◆ The exercise ◆
Write out the data word for word, from the very first line through the line that contains "series-R5_f7_DIM3 (184, 246, 1600, 907)", including both ends.

▶

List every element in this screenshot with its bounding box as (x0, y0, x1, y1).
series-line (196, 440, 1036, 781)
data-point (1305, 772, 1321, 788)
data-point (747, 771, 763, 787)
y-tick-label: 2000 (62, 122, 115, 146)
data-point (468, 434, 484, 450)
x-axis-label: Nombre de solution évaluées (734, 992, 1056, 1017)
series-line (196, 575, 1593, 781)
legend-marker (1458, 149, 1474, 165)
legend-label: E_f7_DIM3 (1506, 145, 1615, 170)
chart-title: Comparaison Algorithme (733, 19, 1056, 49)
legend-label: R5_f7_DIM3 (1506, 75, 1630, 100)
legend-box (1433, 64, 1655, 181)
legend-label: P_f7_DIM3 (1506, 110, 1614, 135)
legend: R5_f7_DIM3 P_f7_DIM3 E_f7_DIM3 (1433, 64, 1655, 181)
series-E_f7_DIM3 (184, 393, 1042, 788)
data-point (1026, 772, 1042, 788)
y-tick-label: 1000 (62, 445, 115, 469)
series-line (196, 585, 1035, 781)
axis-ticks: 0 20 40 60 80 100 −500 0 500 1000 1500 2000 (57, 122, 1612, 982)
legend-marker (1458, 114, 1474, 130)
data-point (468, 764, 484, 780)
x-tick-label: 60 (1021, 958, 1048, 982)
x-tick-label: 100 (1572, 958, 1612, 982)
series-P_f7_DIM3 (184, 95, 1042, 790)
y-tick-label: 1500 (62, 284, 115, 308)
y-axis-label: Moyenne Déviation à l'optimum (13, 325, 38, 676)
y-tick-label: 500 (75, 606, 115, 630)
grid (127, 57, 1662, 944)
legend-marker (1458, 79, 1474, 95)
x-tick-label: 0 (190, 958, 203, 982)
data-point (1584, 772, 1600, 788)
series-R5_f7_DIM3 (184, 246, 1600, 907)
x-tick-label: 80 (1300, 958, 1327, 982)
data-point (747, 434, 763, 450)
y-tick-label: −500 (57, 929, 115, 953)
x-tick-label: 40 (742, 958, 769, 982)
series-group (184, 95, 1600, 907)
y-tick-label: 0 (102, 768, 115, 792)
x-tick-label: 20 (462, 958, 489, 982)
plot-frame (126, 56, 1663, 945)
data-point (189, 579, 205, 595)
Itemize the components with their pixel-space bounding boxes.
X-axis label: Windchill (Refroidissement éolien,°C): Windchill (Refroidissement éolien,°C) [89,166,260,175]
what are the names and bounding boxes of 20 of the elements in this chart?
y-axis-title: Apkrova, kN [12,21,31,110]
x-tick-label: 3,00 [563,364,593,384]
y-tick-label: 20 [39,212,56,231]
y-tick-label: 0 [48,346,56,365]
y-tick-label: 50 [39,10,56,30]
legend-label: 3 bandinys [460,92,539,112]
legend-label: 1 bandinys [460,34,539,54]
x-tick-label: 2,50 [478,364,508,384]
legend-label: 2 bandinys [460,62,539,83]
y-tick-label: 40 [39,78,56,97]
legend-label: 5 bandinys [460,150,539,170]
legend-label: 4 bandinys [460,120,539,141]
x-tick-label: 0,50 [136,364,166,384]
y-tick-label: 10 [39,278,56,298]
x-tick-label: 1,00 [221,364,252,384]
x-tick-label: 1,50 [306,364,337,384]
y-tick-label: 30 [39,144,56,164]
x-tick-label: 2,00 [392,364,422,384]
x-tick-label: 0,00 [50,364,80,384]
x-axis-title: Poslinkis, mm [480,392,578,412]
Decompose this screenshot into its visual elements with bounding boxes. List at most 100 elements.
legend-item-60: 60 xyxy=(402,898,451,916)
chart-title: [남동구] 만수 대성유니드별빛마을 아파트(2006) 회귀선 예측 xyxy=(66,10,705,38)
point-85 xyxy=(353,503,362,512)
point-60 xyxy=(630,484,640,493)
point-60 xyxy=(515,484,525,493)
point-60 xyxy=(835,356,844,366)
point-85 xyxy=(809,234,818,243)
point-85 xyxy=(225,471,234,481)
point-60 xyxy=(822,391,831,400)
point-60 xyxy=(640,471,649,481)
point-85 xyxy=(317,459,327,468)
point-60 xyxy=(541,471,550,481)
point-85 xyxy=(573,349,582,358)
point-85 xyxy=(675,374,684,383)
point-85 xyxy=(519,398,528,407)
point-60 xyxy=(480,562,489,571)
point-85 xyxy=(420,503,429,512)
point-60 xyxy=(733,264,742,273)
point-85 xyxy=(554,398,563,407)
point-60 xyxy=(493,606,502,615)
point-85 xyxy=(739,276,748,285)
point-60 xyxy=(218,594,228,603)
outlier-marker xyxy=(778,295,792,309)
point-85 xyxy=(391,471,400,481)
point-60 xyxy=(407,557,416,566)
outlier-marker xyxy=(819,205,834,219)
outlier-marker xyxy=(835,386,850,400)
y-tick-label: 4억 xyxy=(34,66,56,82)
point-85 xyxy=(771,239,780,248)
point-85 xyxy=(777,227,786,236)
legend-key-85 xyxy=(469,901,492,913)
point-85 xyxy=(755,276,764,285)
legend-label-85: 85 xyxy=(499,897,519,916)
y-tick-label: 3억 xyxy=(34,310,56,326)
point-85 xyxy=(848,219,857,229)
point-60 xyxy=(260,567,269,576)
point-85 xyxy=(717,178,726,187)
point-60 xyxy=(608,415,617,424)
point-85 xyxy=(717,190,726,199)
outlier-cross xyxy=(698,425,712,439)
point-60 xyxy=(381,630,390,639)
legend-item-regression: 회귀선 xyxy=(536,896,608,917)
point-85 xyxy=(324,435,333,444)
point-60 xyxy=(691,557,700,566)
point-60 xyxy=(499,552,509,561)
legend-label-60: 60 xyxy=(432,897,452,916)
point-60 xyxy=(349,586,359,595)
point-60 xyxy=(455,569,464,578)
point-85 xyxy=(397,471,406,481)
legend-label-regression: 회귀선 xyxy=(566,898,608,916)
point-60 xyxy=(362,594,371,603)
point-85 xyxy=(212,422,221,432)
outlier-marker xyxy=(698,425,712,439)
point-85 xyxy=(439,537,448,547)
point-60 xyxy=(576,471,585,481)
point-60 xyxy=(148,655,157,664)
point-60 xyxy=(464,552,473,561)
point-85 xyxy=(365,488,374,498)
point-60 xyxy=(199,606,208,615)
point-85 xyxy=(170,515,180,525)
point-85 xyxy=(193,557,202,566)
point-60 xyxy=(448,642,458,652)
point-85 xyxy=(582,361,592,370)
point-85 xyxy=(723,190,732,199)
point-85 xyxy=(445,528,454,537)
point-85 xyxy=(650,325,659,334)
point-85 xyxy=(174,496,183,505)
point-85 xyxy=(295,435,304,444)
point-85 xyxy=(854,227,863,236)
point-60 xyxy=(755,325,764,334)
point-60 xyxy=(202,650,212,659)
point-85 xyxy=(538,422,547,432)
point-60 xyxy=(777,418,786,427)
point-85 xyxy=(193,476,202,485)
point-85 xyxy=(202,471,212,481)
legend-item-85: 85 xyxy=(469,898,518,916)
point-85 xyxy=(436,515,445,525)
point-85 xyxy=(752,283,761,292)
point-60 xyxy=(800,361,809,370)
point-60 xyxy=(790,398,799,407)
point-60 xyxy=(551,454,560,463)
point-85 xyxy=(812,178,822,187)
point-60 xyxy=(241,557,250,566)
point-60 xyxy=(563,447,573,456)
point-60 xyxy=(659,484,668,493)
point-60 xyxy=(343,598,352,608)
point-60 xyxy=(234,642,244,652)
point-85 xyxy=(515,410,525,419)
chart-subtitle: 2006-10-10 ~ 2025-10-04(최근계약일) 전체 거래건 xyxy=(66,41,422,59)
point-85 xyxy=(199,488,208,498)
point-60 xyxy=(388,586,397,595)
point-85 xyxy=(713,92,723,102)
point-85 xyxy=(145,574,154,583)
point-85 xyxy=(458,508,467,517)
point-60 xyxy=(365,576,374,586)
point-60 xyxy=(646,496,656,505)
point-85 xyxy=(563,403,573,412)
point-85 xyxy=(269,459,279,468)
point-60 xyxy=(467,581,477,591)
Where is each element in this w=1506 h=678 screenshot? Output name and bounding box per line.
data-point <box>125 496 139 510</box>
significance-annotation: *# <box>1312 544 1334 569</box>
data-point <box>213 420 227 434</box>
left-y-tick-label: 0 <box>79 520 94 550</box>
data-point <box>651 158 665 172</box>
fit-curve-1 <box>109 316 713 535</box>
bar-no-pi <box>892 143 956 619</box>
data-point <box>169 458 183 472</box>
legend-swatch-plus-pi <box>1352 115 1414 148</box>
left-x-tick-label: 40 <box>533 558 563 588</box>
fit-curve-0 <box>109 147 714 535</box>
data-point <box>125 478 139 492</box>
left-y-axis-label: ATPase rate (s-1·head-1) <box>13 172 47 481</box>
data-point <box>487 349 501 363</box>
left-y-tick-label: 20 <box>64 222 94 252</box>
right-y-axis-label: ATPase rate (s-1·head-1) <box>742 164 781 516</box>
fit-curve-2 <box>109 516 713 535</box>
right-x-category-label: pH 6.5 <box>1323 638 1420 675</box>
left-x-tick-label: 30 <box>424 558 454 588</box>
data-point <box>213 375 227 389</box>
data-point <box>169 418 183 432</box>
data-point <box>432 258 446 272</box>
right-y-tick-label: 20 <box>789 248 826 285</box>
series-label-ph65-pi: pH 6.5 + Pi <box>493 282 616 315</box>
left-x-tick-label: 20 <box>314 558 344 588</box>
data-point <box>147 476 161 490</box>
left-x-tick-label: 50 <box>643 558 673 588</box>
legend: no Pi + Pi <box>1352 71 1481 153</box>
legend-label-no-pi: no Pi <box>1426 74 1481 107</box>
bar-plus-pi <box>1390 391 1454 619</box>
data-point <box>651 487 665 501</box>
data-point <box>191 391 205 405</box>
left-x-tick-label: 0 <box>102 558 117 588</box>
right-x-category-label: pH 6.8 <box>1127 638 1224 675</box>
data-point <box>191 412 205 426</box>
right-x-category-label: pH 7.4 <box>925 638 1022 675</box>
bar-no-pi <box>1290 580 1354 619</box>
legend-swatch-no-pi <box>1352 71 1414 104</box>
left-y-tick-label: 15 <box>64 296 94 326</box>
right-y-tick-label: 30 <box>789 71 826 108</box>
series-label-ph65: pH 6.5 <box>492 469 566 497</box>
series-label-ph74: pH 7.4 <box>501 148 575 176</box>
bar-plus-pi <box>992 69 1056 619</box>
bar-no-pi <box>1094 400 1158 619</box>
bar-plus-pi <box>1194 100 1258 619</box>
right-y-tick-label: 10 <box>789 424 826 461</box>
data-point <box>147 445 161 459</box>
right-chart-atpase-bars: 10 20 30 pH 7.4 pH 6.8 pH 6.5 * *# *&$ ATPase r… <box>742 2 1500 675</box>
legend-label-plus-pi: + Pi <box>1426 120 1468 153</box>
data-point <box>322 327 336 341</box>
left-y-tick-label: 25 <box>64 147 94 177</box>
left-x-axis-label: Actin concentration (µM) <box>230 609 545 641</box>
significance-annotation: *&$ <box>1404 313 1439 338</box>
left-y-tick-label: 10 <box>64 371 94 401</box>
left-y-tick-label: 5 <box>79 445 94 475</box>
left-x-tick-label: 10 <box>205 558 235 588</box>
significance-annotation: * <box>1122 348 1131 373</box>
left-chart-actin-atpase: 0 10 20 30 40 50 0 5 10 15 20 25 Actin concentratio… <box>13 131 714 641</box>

◀

◆ Task answer ◆
List every element in this screenshot with its bounding box as (x0, y0, x1, y1).
series-line (196, 440, 1036, 781)
data-point (1305, 772, 1321, 788)
data-point (747, 771, 763, 787)
y-tick-label: 2000 (62, 122, 115, 146)
data-point (468, 434, 484, 450)
x-axis-label: Nombre de solution évaluées (734, 992, 1056, 1017)
series-line (196, 575, 1593, 781)
legend-marker (1458, 149, 1474, 165)
legend-label: E_f7_DIM3 (1506, 145, 1615, 170)
chart-title: Comparaison Algorithme (733, 19, 1056, 49)
legend-label: R5_f7_DIM3 (1506, 75, 1630, 100)
legend-box (1433, 64, 1655, 181)
legend-label: P_f7_DIM3 (1506, 110, 1614, 135)
legend: R5_f7_DIM3 P_f7_DIM3 E_f7_DIM3 (1433, 64, 1655, 181)
series-E_f7_DIM3 (184, 393, 1042, 788)
data-point (1026, 772, 1042, 788)
y-tick-label: 1000 (62, 445, 115, 469)
series-line (196, 585, 1035, 781)
axis-ticks: 0 20 40 60 80 100 −500 0 500 1000 1500 2000 (57, 122, 1612, 982)
legend-marker (1458, 114, 1474, 130)
data-point (468, 764, 484, 780)
x-tick-label: 60 (1021, 958, 1048, 982)
x-tick-label: 100 (1572, 958, 1612, 982)
series-P_f7_DIM3 (184, 95, 1042, 790)
y-tick-label: 1500 (62, 284, 115, 308)
y-axis-label: Moyenne Déviation à l'optimum (13, 325, 38, 676)
y-tick-label: 500 (75, 606, 115, 630)
grid (127, 57, 1662, 944)
legend-marker (1458, 79, 1474, 95)
x-tick-label: 0 (190, 958, 203, 982)
data-point (1584, 772, 1600, 788)
series-R5_f7_DIM3 (184, 246, 1600, 907)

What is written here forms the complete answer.